*WHAT YOU NEED TO DO*.
Below are some entries. Return exactly the lines from the one with "Give me a plain-text" through the final line, leaving out any pictures.

*DATA FOR THIS EXERCISE*.

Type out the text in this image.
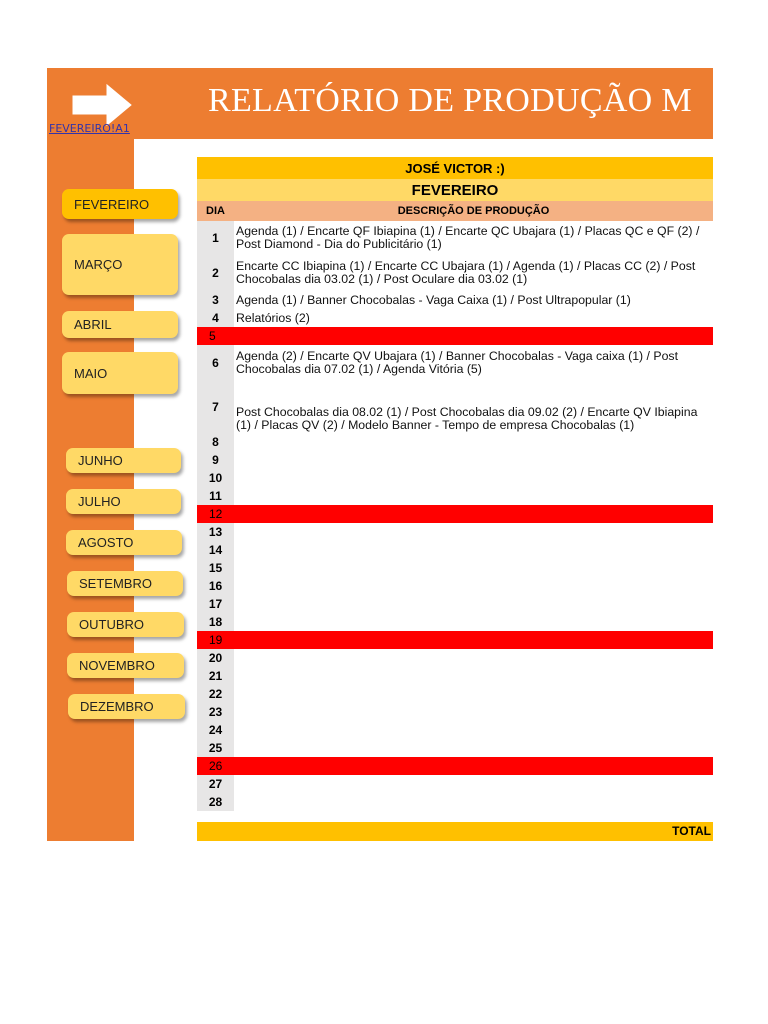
FEVEREIRO!A1
RELATÓRIO DE PRODUÇÃO M
FEVEREIRO
MARÇO
ABRIL
MAIO
JUNHO
JULHO
AGOSTO
SETEMBRO
OUTUBRO
NOVEMBRO
DEZEMBRO
JOSÉ VICTOR :)
FEVEREIRO
DIA	DESCRIÇÃO DE PRODUÇÃO
1	Agenda (1) / Encarte QF Ibiapina (1) / Encarte QC Ubajara (1) / Placas QC e QF (2) / Post Diamond - Dia do Publicitário (1)
2	Encarte CC Ibiapina (1) / Encarte CC Ubajara (1) / Agenda (1) / Placas CC (2) / Post Chocobalas dia 03.02 (1) / Post Oculare dia 03.02 (1)
3	Agenda (1) / Banner Chocobalas - Vaga Caixa (1) / Post Ultrapopular (1)
4	Relatórios (2)
5
6	Agenda (2) / Encarte QV Ubajara (1) / Banner Chocobalas - Vaga caixa (1) / Post Chocobalas dia 07.02 (1) / Agenda Vitória (5)
7	Post Chocobalas dia 08.02 (1) / Post Chocobalas dia 09.02 (2) / Encarte QV Ibiapina (1) / Placas QV (2) / Modelo Banner - Tempo de empresa Chocobalas (1)
8
9
10
11
12
13
14
15
16
17
18
19
20
21
22
23
24
25
26
27
28
TOTAL
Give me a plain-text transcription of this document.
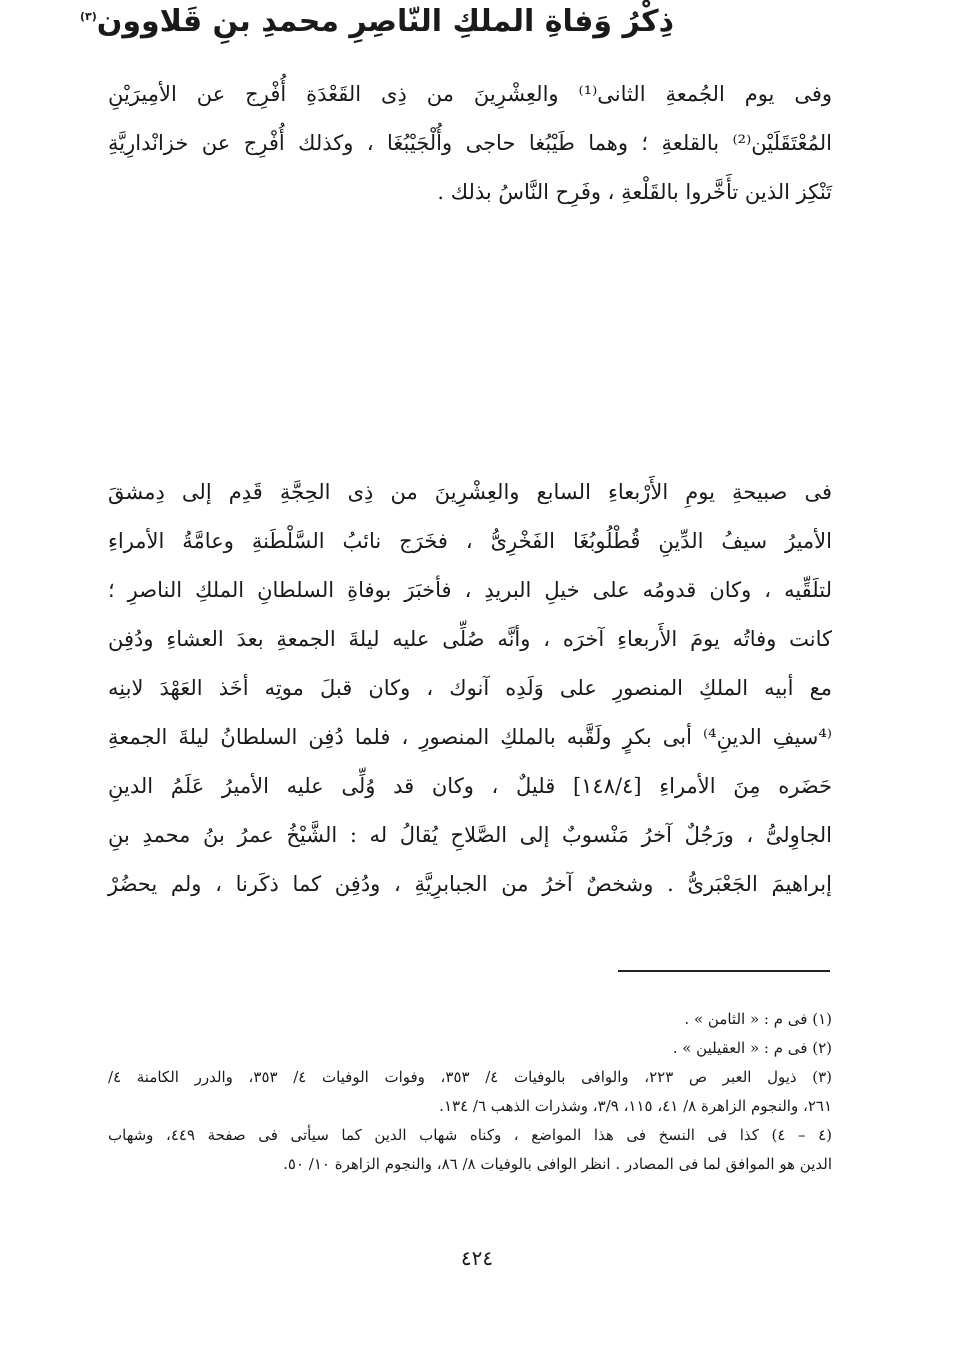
وفى يوم الجُمعةِ الثانى⁽¹⁾ والعِشْرِينَ من ذِى القَعْدَةِ أُفْرِج عن الأمِيرَيْنِ
المُعْتَقَلَيْن⁽²⁾ بالقلعةِ ؛ وهما طَيْبُغا حاجى وأُلْجَيْبُغَا ، وكذلك أُفْرِج عن خزانْدارِيَّةِ
تَنْكِز الذين تأَخَّروا بالقَلْعةِ ، وفَرِح النَّاسُ بذلك .
ذِكْرُ وَفاةِ الملكِ النّاصِرِ محمدِ بنِ قَلاوون$^{(٣)}$
فى صبيحةِ يومِ الأَرْبعاءِ السابع والعِشْرِينَ من ذِى الحِجَّةِ قَدِم إلى دِمشقَ
الأميرُ سيفُ الدِّينِ قُطْلُوبُغَا الفَخْرِىُّ ، فخَرَج نائبُ السَّلْطَنةِ وعامَّةُ الأمراءِ
لتلَقِّيه ، وكان قدومُه على خيلِ البريدِ ، فأخبَرَ بوفاةِ السلطانِ الملكِ الناصرِ ؛
كانت وفاتُه يومَ الأَربعاءِ آخرَه ، وأنَّه صُلِّى عليه ليلةَ الجمعةِ بعدَ العشاءِ ودُفِن
مع أبيه الملكِ المنصورِ على وَلَدِه آنوك ، وكان قبلَ موتِه أخَذ العَهْدَ لابنِه
⁽⁴سيفِ الدينِ⁴⁾ أبى بكرٍ ولَقَّبه بالملكِ المنصورِ ، فلما دُفِن السلطانُ ليلةَ الجمعةِ
حَضَره مِنَ الأمراءِ [١٤٨/٤] قليلٌ ، وكان قد وُلِّى عليه الأميرُ عَلَمُ الدينِ
الجاوِلىُّ ، ورَجُلٌ آخرُ مَنْسوبٌ إلى الصَّلاحِ يُقالُ له : الشَّيْخُ عمرُ بنُ محمدِ بنِ
إبراهيمَ الجَعْبَرىُّ . وشخصٌ آخرُ من الجبابرِيَّةِ ، ودُفِن كما ذكَرنا ، ولم يحضُرْ
(١) فى م : « الثامن » .
(٢) فى م : « العقيلين » .
(٣) ذيول العبر ص ٢٢٣، والوافى بالوفيات ٤/ ٣٥٣، وفوات الوفيات ٤/ ٣٥٣، والدرر الكامنة ٤/
٢٦١، والنجوم الزاهرة ٨/ ٤١، ١١٥، ٣/٩، وشذرات الذهب ٦/ ١٣٤.
(٤ – ٤) كذا فى النسخ فى هذا المواضع ، وكناه شهاب الدين كما سيأتى فى صفحة ٤٤٩، وشهاب
الدين هو الموافق لما فى المصادر . انظر الوافى بالوفيات ٨/ ٨٦، والنجوم الزاهرة ١٠/ ٥٠.
٤٢٤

*CORRECT ANSWER*.
Give me a plain-text transcription of this document.
وفى يوم الجُمعةِ الثانى⁽¹⁾ والعِشْرِينَ من ذِى القَعْدَةِ أُفْرِج عن الأمِيرَيْنِ
المُعْتَقَلَيْن⁽²⁾ بالقلعةِ ؛ وهما طَيْبُغا حاجى وأُلْجَيْبُغَا ، وكذلك أُفْرِج عن خزانْدارِيَّةِ
تَنْكِز الذين تأَخَّروا بالقَلْعةِ ، وفَرِح النَّاسُ بذلك .
ذِكْرُ وَفاةِ الملكِ النّاصِرِ محمدِ بنِ قَلاوون$^{(٣)}$
فى صبيحةِ يومِ الأَرْبعاءِ السابع والعِشْرِينَ من ذِى الحِجَّةِ قَدِم إلى دِمشقَ
الأميرُ سيفُ الدِّينِ قُطْلُوبُغَا الفَخْرِىُّ ، فخَرَج نائبُ السَّلْطَنةِ وعامَّةُ الأمراءِ
لتلَقِّيه ، وكان قدومُه على خيلِ البريدِ ، فأخبَرَ بوفاةِ السلطانِ الملكِ الناصرِ ؛
كانت وفاتُه يومَ الأَربعاءِ آخرَه ، وأنَّه صُلِّى عليه ليلةَ الجمعةِ بعدَ العشاءِ ودُفِن
مع أبيه الملكِ المنصورِ على وَلَدِه آنوك ، وكان قبلَ موتِه أخَذ العَهْدَ لابنِه
⁽⁴سيفِ الدينِ⁴⁾ أبى بكرٍ ولَقَّبه بالملكِ المنصورِ ، فلما دُفِن السلطانُ ليلةَ الجمعةِ
حَضَره مِنَ الأمراءِ [١٤٨/٤] قليلٌ ، وكان قد وُلِّى عليه الأميرُ عَلَمُ الدينِ
الجاوِلىُّ ، ورَجُلٌ آخرُ مَنْسوبٌ إلى الصَّلاحِ يُقالُ له : الشَّيْخُ عمرُ بنُ محمدِ بنِ
إبراهيمَ الجَعْبَرىُّ . وشخصٌ آخرُ من الجبابرِيَّةِ ، ودُفِن كما ذكَرنا ، ولم يحضُرْ
(١) فى م : « الثامن » .
(٢) فى م : « العقيلين » .
(٣) ذيول العبر ص ٢٢٣، والوافى بالوفيات ٤/ ٣٥٣، وفوات الوفيات ٤/ ٣٥٣، والدرر الكامنة ٤/
٢٦١، والنجوم الزاهرة ٨/ ٤١، ١١٥، ٣/٩، وشذرات الذهب ٦/ ١٣٤.
(٤ – ٤) كذا فى النسخ فى هذا المواضع ، وكناه شهاب الدين كما سيأتى فى صفحة ٤٤٩، وشهاب
الدين هو الموافق لما فى المصادر . انظر الوافى بالوفيات ٨/ ٨٦، والنجوم الزاهرة ١٠/ ٥٠.
٤٢٤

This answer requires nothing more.